[WHAT THE EXERCISE ASKS] Below are some records. Pull every line that contains the word "structured".

[SUPPLIED RECORDS]
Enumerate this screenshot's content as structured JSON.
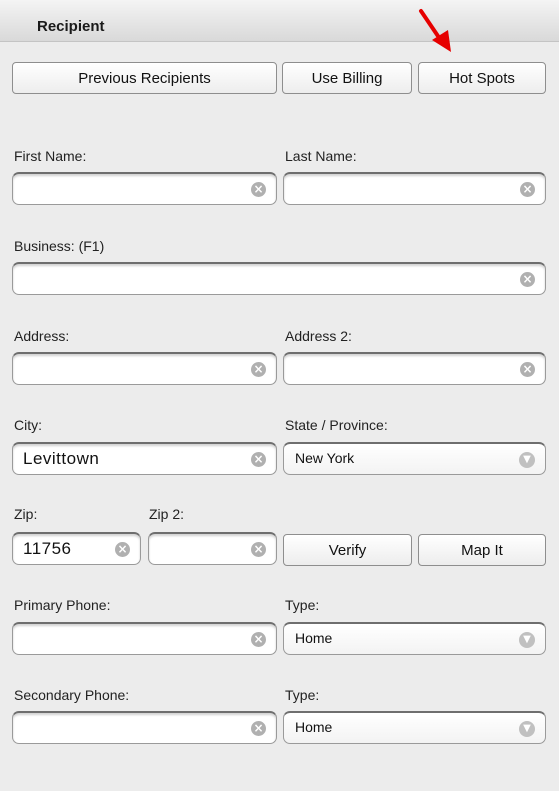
{
  "header": {
    "title": "Recipient"
  },
  "buttons": {
    "previous_recipients": "Previous Recipients",
    "use_billing": "Use Billing",
    "hot_spots": "Hot Spots",
    "verify": "Verify",
    "map_it": "Map It"
  },
  "fields": {
    "first_name": {
      "label": "First Name:",
      "value": ""
    },
    "last_name": {
      "label": "Last Name:",
      "value": ""
    },
    "business": {
      "label": "Business: (F1)",
      "value": ""
    },
    "address": {
      "label": "Address:",
      "value": ""
    },
    "address2": {
      "label": "Address 2:",
      "value": ""
    },
    "city": {
      "label": "City:",
      "value": "Levittown"
    },
    "state": {
      "label": "State / Province:",
      "value": "New York"
    },
    "zip": {
      "label": "Zip:",
      "value": "11756"
    },
    "zip2": {
      "label": "Zip 2:",
      "value": ""
    },
    "primary_phone": {
      "label": "Primary Phone:",
      "value": ""
    },
    "primary_type": {
      "label": "Type:",
      "value": "Home"
    },
    "secondary_phone": {
      "label": "Secondary Phone:",
      "value": ""
    },
    "secondary_type": {
      "label": "Type:",
      "value": "Home"
    }
  },
  "icons": {
    "clear": "clear-x-icon",
    "dropdown": "chevron-down-icon",
    "pointer": "red-arrow-icon"
  },
  "colors": {
    "arrow": "#e60000",
    "background": "#ececec"
  }
}
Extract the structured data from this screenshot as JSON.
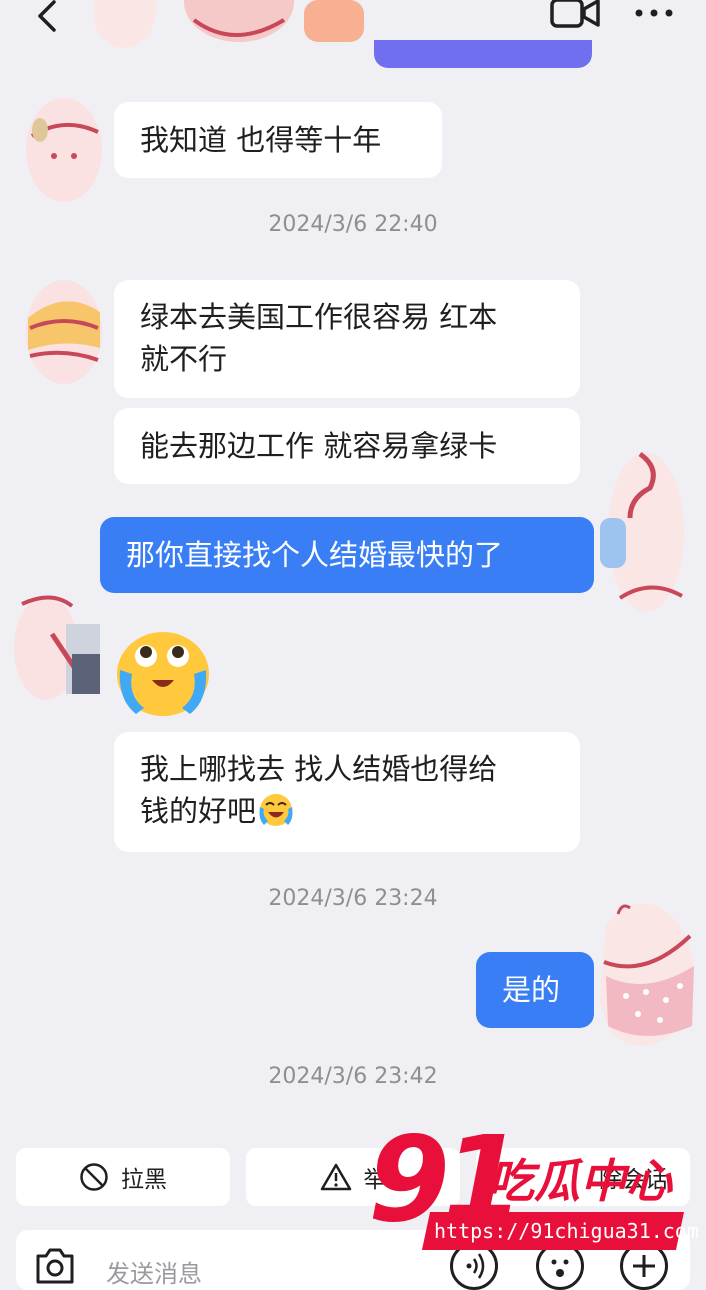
{
  "header": {
    "back_icon": "chevron-left-icon",
    "video_icon": "video-camera-icon",
    "more_icon": "more-dots-icon"
  },
  "messages": [
    {
      "side": "left",
      "text": "我知道 也得等十年"
    },
    {
      "timestamp": "2024/3/6 22:40"
    },
    {
      "side": "left",
      "lines": [
        "绿本去美国工作很容易 红本",
        "就不行"
      ]
    },
    {
      "side": "left",
      "text": "能去那边工作 就容易拿绿卡"
    },
    {
      "side": "right",
      "text": "那你直接找个人结婚最快的了"
    },
    {
      "side": "left",
      "sticker": "crying-laughing-emoji"
    },
    {
      "side": "left",
      "lines": [
        "我上哪找去 找人结婚也得给",
        "钱的好吧"
      ]
    },
    {
      "timestamp": "2024/3/6 23:24"
    },
    {
      "side": "right",
      "text": "是的"
    },
    {
      "timestamp": "2024/3/6 23:42"
    }
  ],
  "actions": {
    "block_label": "拉黑",
    "report_label": "举",
    "delete_label": "除会话"
  },
  "composer": {
    "placeholder": "发送消息"
  },
  "watermark": {
    "number": "91",
    "brand": "吃瓜中心",
    "url": "https://91chigua31.com"
  },
  "colors": {
    "background": "#efeff4",
    "my_bubble": "#3a7ef5",
    "watermark_red": "#e8103a"
  }
}
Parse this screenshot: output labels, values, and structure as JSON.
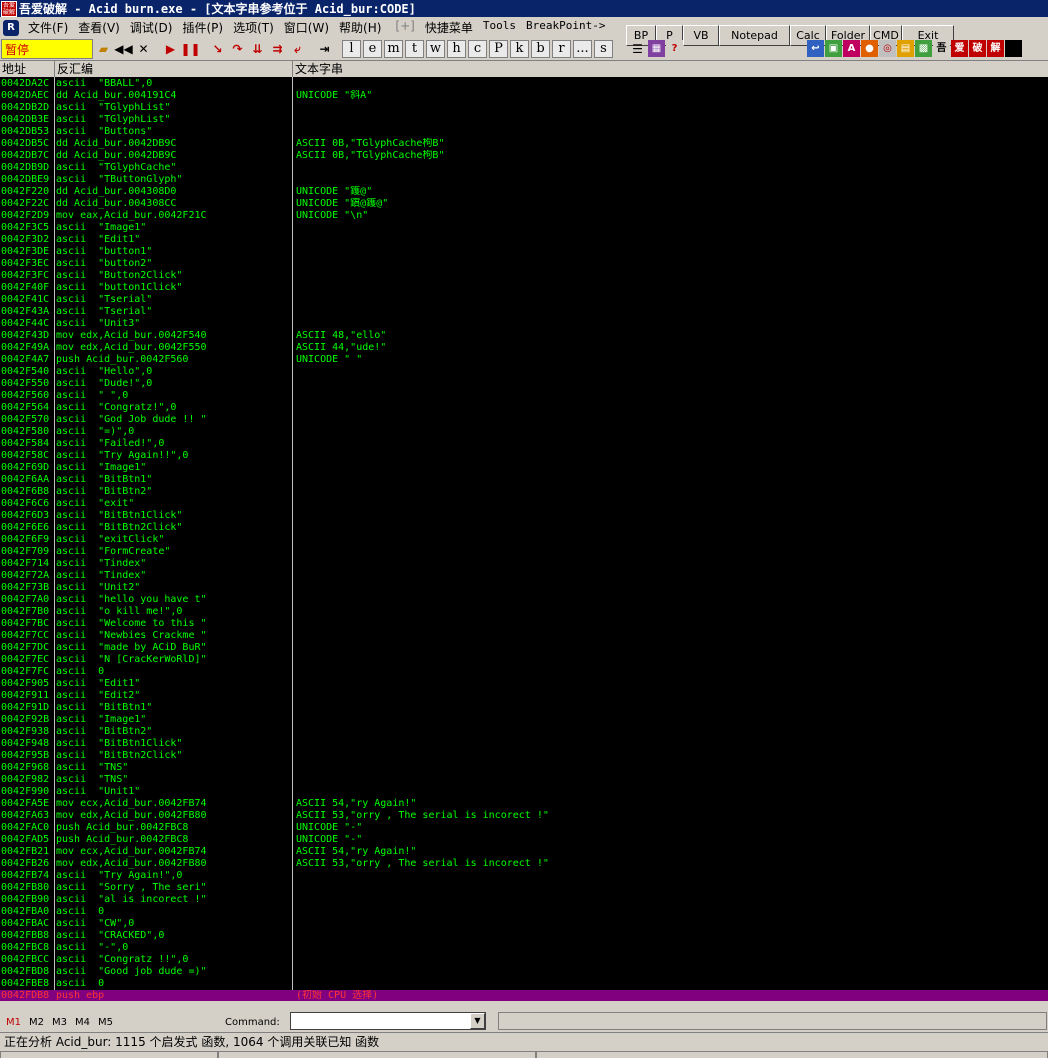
{
  "window": {
    "app_name": "吾爱破解",
    "title": "吾爱破解 - Acid burn.exe - [文本字串参考位于 Acid_bur:CODE]"
  },
  "menu": [
    {
      "label": "文件(F)",
      "disabled": false
    },
    {
      "label": "查看(V)",
      "disabled": false
    },
    {
      "label": "调试(D)",
      "disabled": false
    },
    {
      "label": "插件(P)",
      "disabled": false
    },
    {
      "label": "选项(T)",
      "disabled": false
    },
    {
      "label": "窗口(W)",
      "disabled": false
    },
    {
      "label": "帮助(H)",
      "disabled": false
    },
    {
      "label": "[+]",
      "disabled": true
    },
    {
      "label": "快捷菜单",
      "disabled": false
    },
    {
      "label": "Tools",
      "disabled": false
    },
    {
      "label": "BreakPoint->",
      "disabled": false
    }
  ],
  "quick_buttons": [
    "BP",
    "P",
    "VB",
    "Notepad",
    "Calc",
    "Folder",
    "CMD",
    "Exit"
  ],
  "toolbar": {
    "state": "暂停",
    "letters": [
      "l",
      "e",
      "m",
      "t",
      "w",
      "h",
      "c",
      "P",
      "k",
      "b",
      "r",
      "...",
      "s"
    ],
    "right_icons": [
      "吾",
      "爱",
      "破",
      "解"
    ]
  },
  "columns": {
    "address": "地址",
    "disasm": "反汇编",
    "text": "文本字串"
  },
  "rows": [
    [
      "0042DA2C",
      "ascii  \"BBALL\",0",
      ""
    ],
    [
      "0042DAEC",
      "dd Acid_bur.004191C4",
      "UNICODE \"斜A\""
    ],
    [
      "0042DB2D",
      "ascii  \"TGlyphList\"",
      ""
    ],
    [
      "0042DB3E",
      "ascii  \"TGlyphList\"",
      ""
    ],
    [
      "0042DB53",
      "ascii  \"Buttons\"",
      ""
    ],
    [
      "0042DB5C",
      "dd Acid_bur.0042DB9C",
      "ASCII 0B,\"TGlyphCache枸B\""
    ],
    [
      "0042DB7C",
      "dd Acid_bur.0042DB9C",
      "ASCII 0B,\"TGlyphCache枸B\""
    ],
    [
      "0042DB9D",
      "ascii  \"TGlyphCache\"",
      ""
    ],
    [
      "0042DBE9",
      "ascii  \"TButtonGlyph\"",
      ""
    ],
    [
      "0042F220",
      "dd Acid_bur.004308D0",
      "UNICODE \"鑊@\""
    ],
    [
      "0042F22C",
      "dd Acid_bur.004308CC",
      "UNICODE \"鑜@鑊@\""
    ],
    [
      "0042F2D9",
      "mov eax,Acid_bur.0042F21C",
      "UNICODE \"\\n\""
    ],
    [
      "0042F3C5",
      "ascii  \"Image1\"",
      ""
    ],
    [
      "0042F3D2",
      "ascii  \"Edit1\"",
      ""
    ],
    [
      "0042F3DE",
      "ascii  \"button1\"",
      ""
    ],
    [
      "0042F3EC",
      "ascii  \"button2\"",
      ""
    ],
    [
      "0042F3FC",
      "ascii  \"Button2Click\"",
      ""
    ],
    [
      "0042F40F",
      "ascii  \"button1Click\"",
      ""
    ],
    [
      "0042F41C",
      "ascii  \"Tserial\"",
      ""
    ],
    [
      "0042F43A",
      "ascii  \"Tserial\"",
      ""
    ],
    [
      "0042F44C",
      "ascii  \"Unit3\"",
      ""
    ],
    [
      "0042F43D",
      "mov edx,Acid_bur.0042F540",
      "ASCII 48,\"ello\""
    ],
    [
      "0042F49A",
      "mov edx,Acid_bur.0042F550",
      "ASCII 44,\"ude!\""
    ],
    [
      "0042F4A7",
      "push Acid_bur.0042F560",
      "UNICODE \" \""
    ],
    [
      "0042F540",
      "ascii  \"Hello\",0",
      ""
    ],
    [
      "0042F550",
      "ascii  \"Dude!\",0",
      ""
    ],
    [
      "0042F560",
      "ascii  \" \",0",
      ""
    ],
    [
      "0042F564",
      "ascii  \"Congratz!\",0",
      ""
    ],
    [
      "0042F570",
      "ascii  \"God Job dude !! \"",
      ""
    ],
    [
      "0042F580",
      "ascii  \"=)\",0",
      ""
    ],
    [
      "0042F584",
      "ascii  \"Failed!\",0",
      ""
    ],
    [
      "0042F58C",
      "ascii  \"Try Again!!\",0",
      ""
    ],
    [
      "0042F69D",
      "ascii  \"Image1\"",
      ""
    ],
    [
      "0042F6AA",
      "ascii  \"BitBtn1\"",
      ""
    ],
    [
      "0042F6B8",
      "ascii  \"BitBtn2\"",
      ""
    ],
    [
      "0042F6C6",
      "ascii  \"exit\"",
      ""
    ],
    [
      "0042F6D3",
      "ascii  \"BitBtn1Click\"",
      ""
    ],
    [
      "0042F6E6",
      "ascii  \"BitBtn2Click\"",
      ""
    ],
    [
      "0042F6F9",
      "ascii  \"exitClick\"",
      ""
    ],
    [
      "0042F709",
      "ascii  \"FormCreate\"",
      ""
    ],
    [
      "0042F714",
      "ascii  \"Tindex\"",
      ""
    ],
    [
      "0042F72A",
      "ascii  \"Tindex\"",
      ""
    ],
    [
      "0042F73B",
      "ascii  \"Unit2\"",
      ""
    ],
    [
      "0042F7A0",
      "ascii  \"hello you have t\"",
      ""
    ],
    [
      "0042F7B0",
      "ascii  \"o kill me!\",0",
      ""
    ],
    [
      "0042F7BC",
      "ascii  \"Welcome to this \"",
      ""
    ],
    [
      "0042F7CC",
      "ascii  \"Newbies Crackme \"",
      ""
    ],
    [
      "0042F7DC",
      "ascii  \"made by ACiD BuR\"",
      ""
    ],
    [
      "0042F7EC",
      "ascii  \"N [CracKerWoRlD]\"",
      ""
    ],
    [
      "0042F7FC",
      "ascii  0",
      ""
    ],
    [
      "0042F905",
      "ascii  \"Edit1\"",
      ""
    ],
    [
      "0042F911",
      "ascii  \"Edit2\"",
      ""
    ],
    [
      "0042F91D",
      "ascii  \"BitBtn1\"",
      ""
    ],
    [
      "0042F92B",
      "ascii  \"Image1\"",
      ""
    ],
    [
      "0042F938",
      "ascii  \"BitBtn2\"",
      ""
    ],
    [
      "0042F948",
      "ascii  \"BitBtn1Click\"",
      ""
    ],
    [
      "0042F95B",
      "ascii  \"BitBtn2Click\"",
      ""
    ],
    [
      "0042F968",
      "ascii  \"TNS\"",
      ""
    ],
    [
      "0042F982",
      "ascii  \"TNS\"",
      ""
    ],
    [
      "0042F990",
      "ascii  \"Unit1\"",
      ""
    ],
    [
      "0042FA5E",
      "mov ecx,Acid_bur.0042FB74",
      "ASCII 54,\"ry Again!\""
    ],
    [
      "0042FA63",
      "mov edx,Acid_bur.0042FB80",
      "ASCII 53,\"orry , The serial is incorect !\""
    ],
    [
      "0042FAC0",
      "push Acid_bur.0042FBC8",
      "UNICODE \"-\""
    ],
    [
      "0042FAD5",
      "push Acid_bur.0042FBC8",
      "UNICODE \"-\""
    ],
    [
      "0042FB21",
      "mov ecx,Acid_bur.0042FB74",
      "ASCII 54,\"ry Again!\""
    ],
    [
      "0042FB26",
      "mov edx,Acid_bur.0042FB80",
      "ASCII 53,\"orry , The serial is incorect !\""
    ],
    [
      "0042FB74",
      "ascii  \"Try Again!\",0",
      ""
    ],
    [
      "0042FB80",
      "ascii  \"Sorry , The seri\"",
      ""
    ],
    [
      "0042FB90",
      "ascii  \"al is incorect !\"",
      ""
    ],
    [
      "0042FBA0",
      "ascii  0",
      ""
    ],
    [
      "0042FBAC",
      "ascii  \"CW\",0",
      ""
    ],
    [
      "0042FBB8",
      "ascii  \"CRACKED\",0",
      ""
    ],
    [
      "0042FBC8",
      "ascii  \"-\",0",
      ""
    ],
    [
      "0042FBCC",
      "ascii  \"Congratz !!\",0",
      ""
    ],
    [
      "0042FBD8",
      "ascii  \"Good job dude =)\"",
      ""
    ],
    [
      "0042FBE8",
      "ascii  0",
      ""
    ],
    [
      "0042FDB8",
      "push ebp",
      "(初始 CPU 选择)"
    ]
  ],
  "selected_row": 76,
  "bottom_tabs": [
    "M1",
    "M2",
    "M3",
    "M4",
    "M5"
  ],
  "command": {
    "label": "Command:",
    "value": ""
  },
  "status": "正在分析 Acid_bur: 1115 个启发式 函数, 1064 个调用关联已知 函数",
  "colors": {
    "text_green": "#00ff00",
    "selected_bg": "#800080",
    "selected_fg": "#ff3333",
    "state_bg": "#ffff00",
    "title_bg": "#0a246a"
  }
}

[SOLVED PROBLEM]
Enumerate this screenshot's content as structured JSON.
Extract the structured data from this screenshot as JSON.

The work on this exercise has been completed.